Supplied material:
-- -- --

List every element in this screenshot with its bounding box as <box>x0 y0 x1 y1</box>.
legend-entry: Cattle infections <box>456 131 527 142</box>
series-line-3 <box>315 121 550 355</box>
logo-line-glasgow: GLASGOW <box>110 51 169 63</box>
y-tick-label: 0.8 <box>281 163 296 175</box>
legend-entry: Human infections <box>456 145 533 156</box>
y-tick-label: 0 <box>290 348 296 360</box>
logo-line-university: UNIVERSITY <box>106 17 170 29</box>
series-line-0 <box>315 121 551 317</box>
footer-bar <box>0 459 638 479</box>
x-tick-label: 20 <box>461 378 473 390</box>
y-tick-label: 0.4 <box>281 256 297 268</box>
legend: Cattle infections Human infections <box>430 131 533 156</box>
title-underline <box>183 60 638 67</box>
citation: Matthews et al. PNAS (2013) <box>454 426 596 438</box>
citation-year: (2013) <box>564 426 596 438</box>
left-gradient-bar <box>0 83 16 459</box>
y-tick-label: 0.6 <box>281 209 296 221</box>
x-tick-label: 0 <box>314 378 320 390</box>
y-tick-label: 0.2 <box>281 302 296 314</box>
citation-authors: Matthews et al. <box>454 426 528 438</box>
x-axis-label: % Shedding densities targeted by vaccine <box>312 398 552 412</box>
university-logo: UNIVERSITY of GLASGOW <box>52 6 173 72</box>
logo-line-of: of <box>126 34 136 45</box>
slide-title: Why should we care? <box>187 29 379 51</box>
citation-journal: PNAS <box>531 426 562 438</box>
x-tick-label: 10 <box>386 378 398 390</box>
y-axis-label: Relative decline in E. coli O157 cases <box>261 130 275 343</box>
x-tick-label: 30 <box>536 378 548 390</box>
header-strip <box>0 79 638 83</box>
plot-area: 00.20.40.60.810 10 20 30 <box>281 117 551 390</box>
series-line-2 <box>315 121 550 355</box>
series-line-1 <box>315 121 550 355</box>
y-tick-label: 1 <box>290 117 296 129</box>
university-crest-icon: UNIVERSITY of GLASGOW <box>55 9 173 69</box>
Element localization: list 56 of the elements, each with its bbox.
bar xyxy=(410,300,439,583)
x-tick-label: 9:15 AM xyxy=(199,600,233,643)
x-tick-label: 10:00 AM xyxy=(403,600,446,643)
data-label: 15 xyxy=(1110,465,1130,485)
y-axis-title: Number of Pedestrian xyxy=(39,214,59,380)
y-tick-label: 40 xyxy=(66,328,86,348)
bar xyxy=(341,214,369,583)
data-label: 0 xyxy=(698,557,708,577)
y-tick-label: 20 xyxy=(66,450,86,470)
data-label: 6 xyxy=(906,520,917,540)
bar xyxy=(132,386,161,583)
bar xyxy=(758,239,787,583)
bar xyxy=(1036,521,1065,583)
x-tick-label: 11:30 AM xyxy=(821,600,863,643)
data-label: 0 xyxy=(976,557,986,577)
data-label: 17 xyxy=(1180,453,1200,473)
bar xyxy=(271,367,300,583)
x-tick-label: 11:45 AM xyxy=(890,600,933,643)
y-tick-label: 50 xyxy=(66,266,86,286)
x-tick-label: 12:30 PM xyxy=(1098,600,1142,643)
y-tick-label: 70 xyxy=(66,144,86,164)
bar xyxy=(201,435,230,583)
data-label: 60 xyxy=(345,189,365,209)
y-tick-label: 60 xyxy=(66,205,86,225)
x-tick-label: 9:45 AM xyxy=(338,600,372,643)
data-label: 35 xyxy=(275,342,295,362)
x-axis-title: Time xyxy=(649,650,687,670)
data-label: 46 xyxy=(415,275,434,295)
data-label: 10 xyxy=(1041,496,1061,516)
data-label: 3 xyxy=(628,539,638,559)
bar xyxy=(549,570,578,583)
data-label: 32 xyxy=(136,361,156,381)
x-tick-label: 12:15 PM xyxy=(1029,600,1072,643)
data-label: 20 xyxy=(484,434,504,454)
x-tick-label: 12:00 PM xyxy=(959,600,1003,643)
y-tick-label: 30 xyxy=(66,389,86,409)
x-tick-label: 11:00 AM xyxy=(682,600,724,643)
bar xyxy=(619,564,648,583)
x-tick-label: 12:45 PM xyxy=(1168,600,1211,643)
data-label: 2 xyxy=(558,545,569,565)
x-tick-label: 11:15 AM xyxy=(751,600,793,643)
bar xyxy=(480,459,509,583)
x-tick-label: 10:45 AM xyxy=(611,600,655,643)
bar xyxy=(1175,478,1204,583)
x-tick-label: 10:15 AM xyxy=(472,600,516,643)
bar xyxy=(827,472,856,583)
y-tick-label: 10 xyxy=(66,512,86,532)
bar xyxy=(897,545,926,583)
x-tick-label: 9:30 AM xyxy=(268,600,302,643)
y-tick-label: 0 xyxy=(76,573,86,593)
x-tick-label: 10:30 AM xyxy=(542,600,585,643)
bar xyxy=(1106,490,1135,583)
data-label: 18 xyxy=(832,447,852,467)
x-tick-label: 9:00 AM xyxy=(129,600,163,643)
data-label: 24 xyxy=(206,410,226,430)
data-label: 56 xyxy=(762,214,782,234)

-- -- --

Exercise brief: Reproduce all of the material above, swapping every "x-tick-label" for "x-axis-tick-label" and keeping everything else the same.

Output:
List every element in this screenshot with its bounding box as <box>x0 y0 x1 y1</box>.
legend-entry: Cattle infections <box>456 131 527 142</box>
series-line-3 <box>315 121 550 355</box>
logo-line-glasgow: GLASGOW <box>110 51 169 63</box>
y-tick-label: 0.8 <box>281 163 296 175</box>
legend-entry: Human infections <box>456 145 533 156</box>
y-tick-label: 0 <box>290 348 296 360</box>
logo-line-university: UNIVERSITY <box>106 17 170 29</box>
series-line-0 <box>315 121 551 317</box>
footer-bar <box>0 459 638 479</box>
x-axis-tick-label: 20 <box>461 378 473 390</box>
y-tick-label: 0.4 <box>281 256 297 268</box>
legend: Cattle infections Human infections <box>430 131 533 156</box>
title-underline <box>183 60 638 67</box>
citation: Matthews et al. PNAS (2013) <box>454 426 596 438</box>
citation-year: (2013) <box>564 426 596 438</box>
left-gradient-bar <box>0 83 16 459</box>
y-tick-label: 0.6 <box>281 209 296 221</box>
x-axis-tick-label: 0 <box>314 378 320 390</box>
y-tick-label: 0.2 <box>281 302 296 314</box>
citation-authors: Matthews et al. <box>454 426 528 438</box>
x-axis-label: % Shedding densities targeted by vaccine <box>312 398 552 412</box>
university-logo: UNIVERSITY of GLASGOW <box>52 6 173 72</box>
logo-line-of: of <box>126 34 136 45</box>
slide-title: Why should we care? <box>187 29 379 51</box>
citation-journal: PNAS <box>531 426 562 438</box>
x-axis-tick-label: 10 <box>386 378 398 390</box>
y-axis-label: Relative decline in E. coli O157 cases <box>261 130 275 343</box>
x-axis-tick-label: 30 <box>536 378 548 390</box>
header-strip <box>0 79 638 83</box>
plot-area: 00.20.40.60.810 10 20 30 <box>281 117 551 390</box>
series-line-2 <box>315 121 550 355</box>
series-line-1 <box>315 121 550 355</box>
y-tick-label: 1 <box>290 117 296 129</box>
university-crest-icon: UNIVERSITY of GLASGOW <box>55 9 173 69</box>
Element localization: list 56 of the elements, each with its bbox.
bar xyxy=(410,300,439,583)
x-axis-tick-label: 9:15 AM xyxy=(199,600,233,643)
x-axis-tick-label: 10:00 AM xyxy=(403,600,446,643)
data-label: 15 xyxy=(1110,465,1130,485)
y-axis-title: Number of Pedestrian xyxy=(39,214,59,380)
y-tick-label: 40 xyxy=(66,328,86,348)
bar xyxy=(341,214,369,583)
data-label: 0 xyxy=(698,557,708,577)
y-tick-label: 20 xyxy=(66,450,86,470)
data-label: 6 xyxy=(906,520,917,540)
bar xyxy=(132,386,161,583)
bar xyxy=(758,239,787,583)
bar xyxy=(1036,521,1065,583)
x-axis-tick-label: 11:30 AM xyxy=(821,600,863,643)
data-label: 0 xyxy=(976,557,986,577)
data-label: 17 xyxy=(1180,453,1200,473)
bar xyxy=(271,367,300,583)
x-axis-tick-label: 11:45 AM xyxy=(890,600,933,643)
y-tick-label: 50 xyxy=(66,266,86,286)
x-axis-tick-label: 12:30 PM xyxy=(1098,600,1142,643)
y-tick-label: 70 xyxy=(66,144,86,164)
bar xyxy=(201,435,230,583)
data-label: 60 xyxy=(345,189,365,209)
y-tick-label: 60 xyxy=(66,205,86,225)
x-axis-tick-label: 9:45 AM xyxy=(338,600,372,643)
data-label: 35 xyxy=(275,342,295,362)
x-axis-title: Time xyxy=(649,650,687,670)
data-label: 46 xyxy=(415,275,434,295)
data-label: 10 xyxy=(1041,496,1061,516)
data-label: 3 xyxy=(628,539,638,559)
bar xyxy=(549,570,578,583)
data-label: 32 xyxy=(136,361,156,381)
x-axis-tick-label: 12:15 PM xyxy=(1029,600,1072,643)
data-label: 20 xyxy=(484,434,504,454)
x-axis-tick-label: 12:00 PM xyxy=(959,600,1003,643)
y-tick-label: 30 xyxy=(66,389,86,409)
x-axis-tick-label: 11:00 AM xyxy=(682,600,724,643)
bar xyxy=(619,564,648,583)
x-axis-tick-label: 12:45 PM xyxy=(1168,600,1211,643)
data-label: 2 xyxy=(558,545,569,565)
x-axis-tick-label: 11:15 AM xyxy=(751,600,793,643)
bar xyxy=(480,459,509,583)
x-axis-tick-label: 10:45 AM xyxy=(611,600,655,643)
bar xyxy=(1175,478,1204,583)
x-axis-tick-label: 10:15 AM xyxy=(472,600,516,643)
bar xyxy=(827,472,856,583)
y-tick-label: 10 xyxy=(66,512,86,532)
bar xyxy=(897,545,926,583)
x-axis-tick-label: 9:30 AM xyxy=(268,600,302,643)
y-tick-label: 0 xyxy=(76,573,86,593)
x-axis-tick-label: 10:30 AM xyxy=(542,600,585,643)
bar xyxy=(1106,490,1135,583)
data-label: 18 xyxy=(832,447,852,467)
x-axis-tick-label: 9:00 AM xyxy=(129,600,163,643)
data-label: 24 xyxy=(206,410,226,430)
data-label: 56 xyxy=(762,214,782,234)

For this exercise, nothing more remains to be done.